[Source material]

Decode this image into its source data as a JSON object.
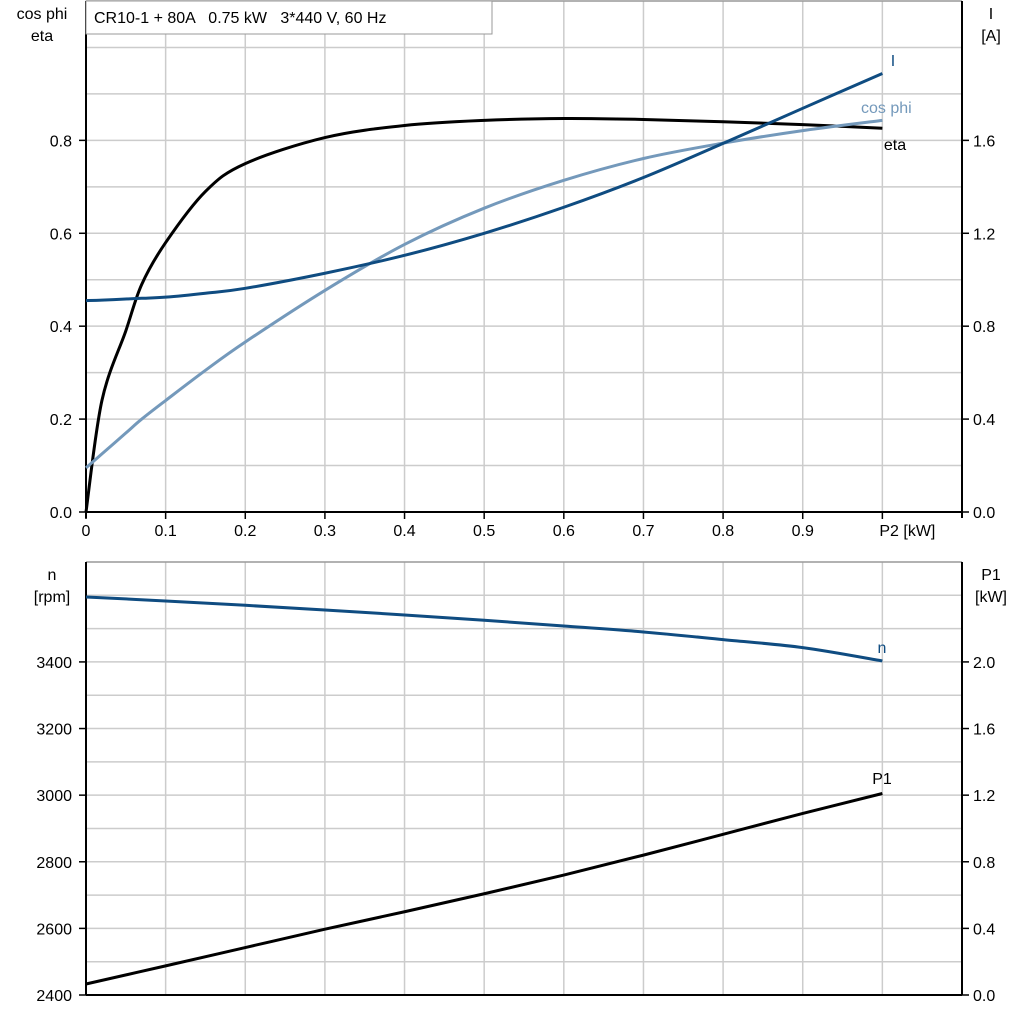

--

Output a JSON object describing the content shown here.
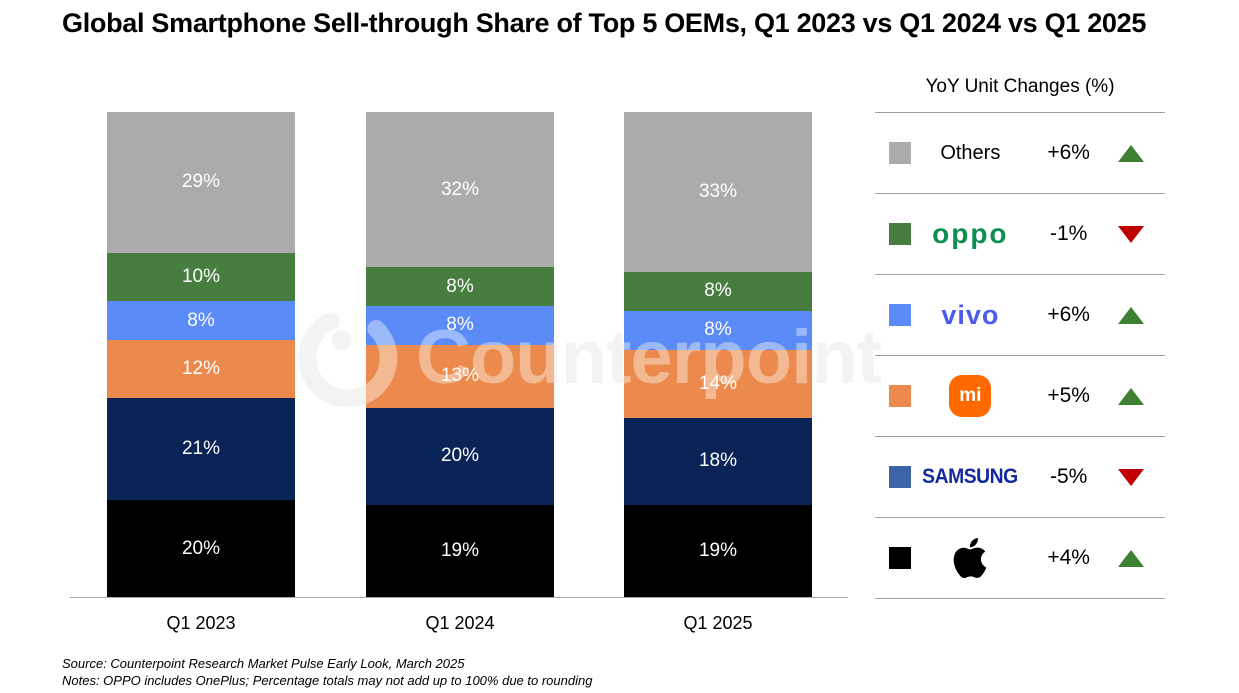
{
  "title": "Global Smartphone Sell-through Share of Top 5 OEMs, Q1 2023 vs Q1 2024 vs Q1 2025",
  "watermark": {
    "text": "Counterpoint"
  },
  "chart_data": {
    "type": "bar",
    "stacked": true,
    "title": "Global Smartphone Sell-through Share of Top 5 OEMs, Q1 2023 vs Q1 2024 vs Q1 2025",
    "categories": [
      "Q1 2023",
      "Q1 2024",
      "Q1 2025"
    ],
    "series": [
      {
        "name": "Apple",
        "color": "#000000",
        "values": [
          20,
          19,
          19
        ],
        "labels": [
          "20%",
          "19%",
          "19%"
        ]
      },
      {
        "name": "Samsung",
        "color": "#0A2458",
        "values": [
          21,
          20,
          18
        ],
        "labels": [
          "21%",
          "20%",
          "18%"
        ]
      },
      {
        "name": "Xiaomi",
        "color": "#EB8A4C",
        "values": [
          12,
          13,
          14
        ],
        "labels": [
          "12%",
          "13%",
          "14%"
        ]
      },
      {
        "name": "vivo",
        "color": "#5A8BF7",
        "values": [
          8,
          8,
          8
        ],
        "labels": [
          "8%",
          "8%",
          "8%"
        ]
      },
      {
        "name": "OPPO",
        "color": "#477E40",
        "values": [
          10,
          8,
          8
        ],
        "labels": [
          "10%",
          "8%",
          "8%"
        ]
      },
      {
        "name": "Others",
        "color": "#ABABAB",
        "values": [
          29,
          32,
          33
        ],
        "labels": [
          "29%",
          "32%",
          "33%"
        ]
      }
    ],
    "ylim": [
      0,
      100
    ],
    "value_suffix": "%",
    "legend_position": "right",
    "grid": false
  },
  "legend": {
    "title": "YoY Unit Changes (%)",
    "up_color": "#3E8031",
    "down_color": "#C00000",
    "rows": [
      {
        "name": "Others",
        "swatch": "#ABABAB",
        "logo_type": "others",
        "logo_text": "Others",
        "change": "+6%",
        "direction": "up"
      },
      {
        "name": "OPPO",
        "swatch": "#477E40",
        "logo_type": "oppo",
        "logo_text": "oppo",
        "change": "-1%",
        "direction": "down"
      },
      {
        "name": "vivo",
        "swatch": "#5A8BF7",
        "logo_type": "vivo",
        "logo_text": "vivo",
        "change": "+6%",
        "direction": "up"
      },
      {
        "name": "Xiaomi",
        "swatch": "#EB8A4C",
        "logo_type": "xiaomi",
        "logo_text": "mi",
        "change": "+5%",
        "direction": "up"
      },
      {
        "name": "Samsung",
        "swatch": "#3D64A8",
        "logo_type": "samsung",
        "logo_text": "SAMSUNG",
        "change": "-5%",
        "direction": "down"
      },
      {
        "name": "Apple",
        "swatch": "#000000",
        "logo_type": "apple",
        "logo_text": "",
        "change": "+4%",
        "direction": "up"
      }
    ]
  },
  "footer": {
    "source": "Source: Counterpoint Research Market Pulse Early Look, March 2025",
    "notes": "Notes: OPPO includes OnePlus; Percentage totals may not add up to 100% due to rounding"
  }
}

---

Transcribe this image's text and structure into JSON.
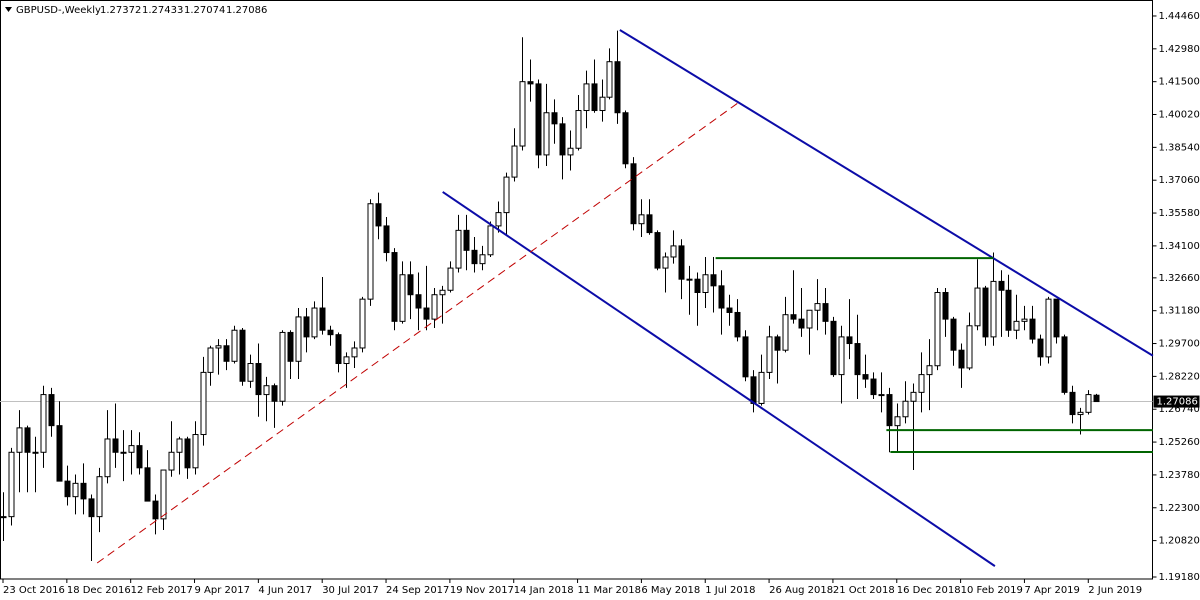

[Directions] Copy down every line of the entries containing the word "this".

[Task response]
Decode this image into its source data as a JSON object.
Transcribe this image's text and structure into JSON.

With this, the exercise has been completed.